- [What needs to be done] For each line that holds "lipid", copy the line out.

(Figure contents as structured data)
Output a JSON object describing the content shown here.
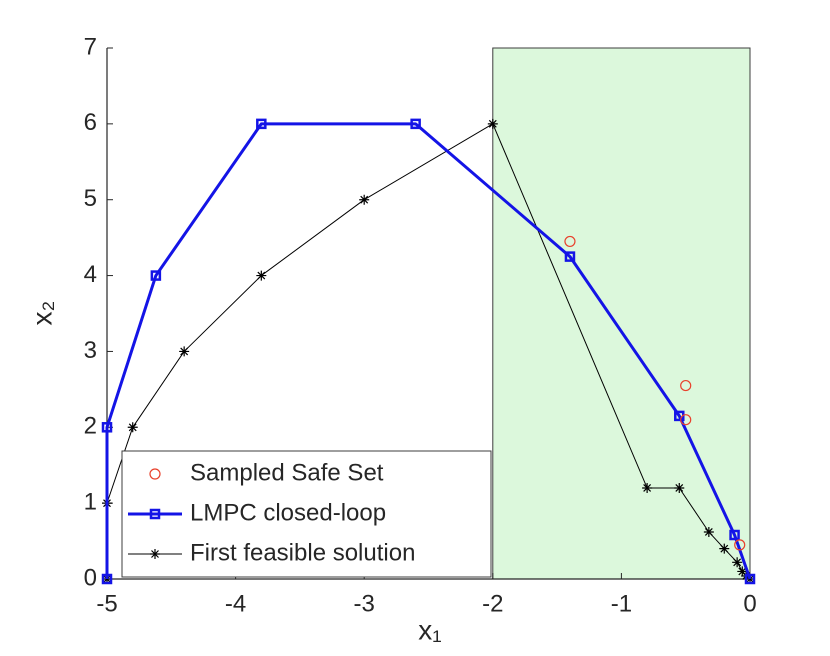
{
  "chart_data": {
    "type": "line",
    "xlabel": "x₁",
    "ylabel": "x₂",
    "xlim": [
      -5,
      0
    ],
    "ylim": [
      0,
      7
    ],
    "xticks": [
      -5,
      -4,
      -3,
      -2,
      -1,
      0
    ],
    "yticks": [
      0,
      1,
      2,
      3,
      4,
      5,
      6,
      7
    ],
    "region": {
      "x": [
        -2,
        0
      ],
      "color": "#dcf8dc"
    },
    "legend": "southwest",
    "series": [
      {
        "name": "Sampled Safe Set",
        "color": "#e8412c",
        "marker": "circle",
        "linestyle": "none",
        "x": [
          -1.4,
          -0.5,
          -0.5,
          -0.08
        ],
        "values": [
          4.45,
          2.55,
          2.1,
          0.45
        ]
      },
      {
        "name": "LMPC closed-loop",
        "color": "#1414e6",
        "marker": "square",
        "linestyle": "solid",
        "x": [
          -5,
          -5,
          -4.62,
          -3.8,
          -2.6,
          -1.4,
          -0.55,
          -0.12,
          0
        ],
        "values": [
          0,
          2,
          4,
          6,
          6,
          4.25,
          2.15,
          0.58,
          0
        ]
      },
      {
        "name": "First feasible solution",
        "color": "#000000",
        "marker": "star",
        "linestyle": "solid",
        "x": [
          -5,
          -5,
          -4.8,
          -4.4,
          -3.8,
          -3,
          -2,
          -0.8,
          -0.55,
          -0.32,
          -0.2,
          -0.1,
          -0.06,
          -0.03,
          0
        ],
        "values": [
          0,
          1,
          2,
          3,
          4,
          5,
          6,
          1.2,
          1.2,
          0.62,
          0.4,
          0.22,
          0.1,
          0.04,
          0
        ]
      }
    ]
  }
}
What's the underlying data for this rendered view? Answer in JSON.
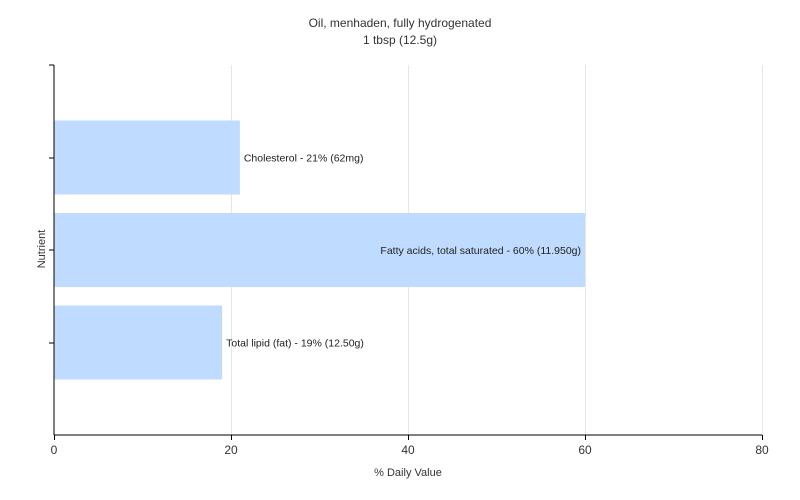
{
  "chart_data": {
    "type": "bar",
    "orientation": "horizontal",
    "title": "Oil, menhaden, fully hydrogenated",
    "subtitle": "1 tbsp (12.5g)",
    "xlabel": "% Daily Value",
    "ylabel": "Nutrient",
    "xlim": [
      0,
      80
    ],
    "xticks": [
      0,
      20,
      40,
      60,
      80
    ],
    "grid": true,
    "bar_color": "#bfdbff",
    "bars": [
      {
        "name": "Cholesterol",
        "value": 21,
        "label": "Cholesterol - 21% (62mg)"
      },
      {
        "name": "Fatty acids, total saturated",
        "value": 60,
        "label": "Fatty acids, total saturated - 60% (11.950g)"
      },
      {
        "name": "Total lipid (fat)",
        "value": 19,
        "label": "Total lipid (fat) - 19% (12.50g)"
      }
    ]
  }
}
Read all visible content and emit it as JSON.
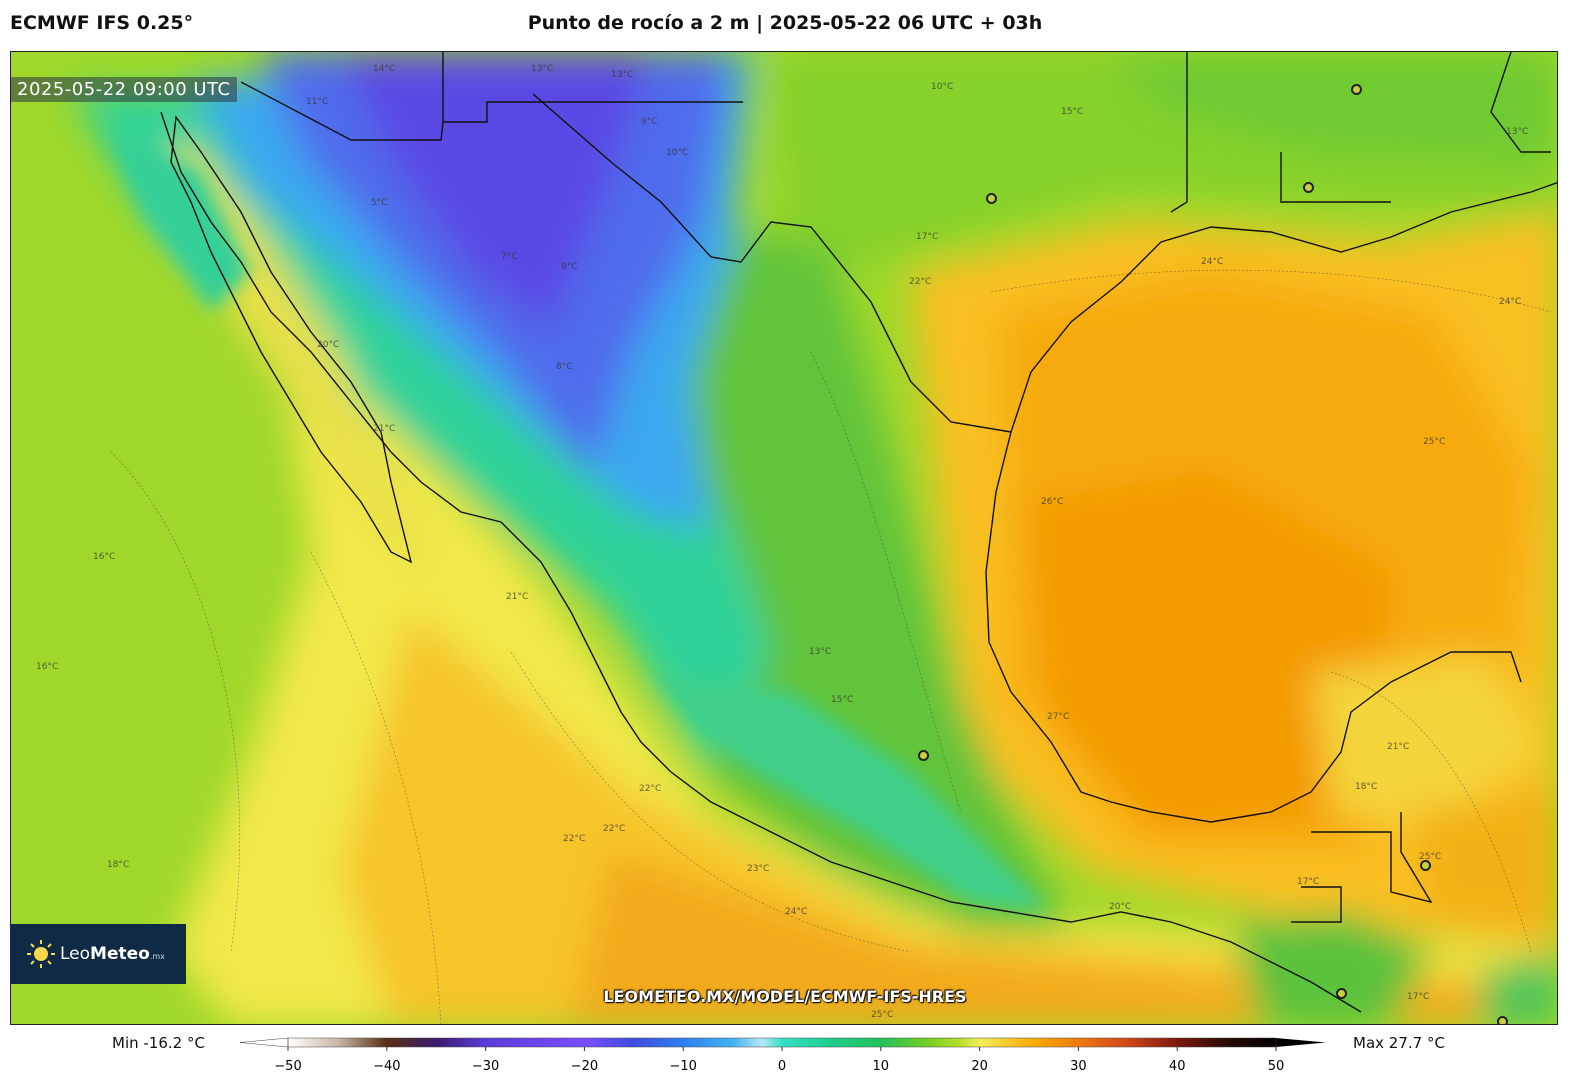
{
  "header": {
    "model": "ECMWF IFS 0.25°",
    "title": "Punto de rocío a 2 m | 2025-05-22 06 UTC + 03h"
  },
  "map": {
    "valid_time": "2025-05-22 09:00 UTC",
    "source_url": "LEOMETEO.MX/MODEL/ECMWF-IFS-HRES",
    "logo": {
      "name": "Leo",
      "bold": "Meteo",
      "suffix": ".mx"
    },
    "contour_labels": [
      {
        "text": "14°C"
      },
      {
        "text": "13°C"
      },
      {
        "text": "13°C"
      },
      {
        "text": "9°C"
      },
      {
        "text": "11°C"
      },
      {
        "text": "10°C"
      },
      {
        "text": "5°C"
      },
      {
        "text": "9°C"
      },
      {
        "text": "7°C"
      },
      {
        "text": "8°C"
      },
      {
        "text": "15°C"
      },
      {
        "text": "10°C"
      },
      {
        "text": "17°C"
      },
      {
        "text": "22°C"
      },
      {
        "text": "24°C"
      },
      {
        "text": "20°C"
      },
      {
        "text": "21°C"
      },
      {
        "text": "26°C"
      },
      {
        "text": "25°C"
      },
      {
        "text": "24°C"
      },
      {
        "text": "16°C"
      },
      {
        "text": "21°C"
      },
      {
        "text": "16°C"
      },
      {
        "text": "27°C"
      },
      {
        "text": "22°C"
      },
      {
        "text": "22°C"
      },
      {
        "text": "22°C"
      },
      {
        "text": "23°C"
      },
      {
        "text": "24°C"
      },
      {
        "text": "25°C"
      },
      {
        "text": "18°C"
      },
      {
        "text": "13°C"
      },
      {
        "text": "15°C"
      },
      {
        "text": "21°C"
      },
      {
        "text": "18°C"
      },
      {
        "text": "17°C"
      },
      {
        "text": "25°C"
      },
      {
        "text": "17°C"
      },
      {
        "text": "20°C"
      },
      {
        "text": "13°C"
      }
    ]
  },
  "legend": {
    "min_label": "Min -16.2 °C",
    "max_label": "Max 27.7 °C",
    "ticks": [
      "−50",
      "−40",
      "−30",
      "−20",
      "−10",
      "0",
      "10",
      "20",
      "30",
      "40",
      "50"
    ],
    "range": [
      -50,
      50
    ]
  },
  "colors": {
    "ocean_pacific": "#9fd82a",
    "gulf_core": "#f7a500",
    "dry_core": "#5a55e6",
    "border": "#111111"
  }
}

- [Solution to the problem]
        "name": "Total lipid (fat)",
        "label": "Total lipid (fat) - 19% (12.50g)"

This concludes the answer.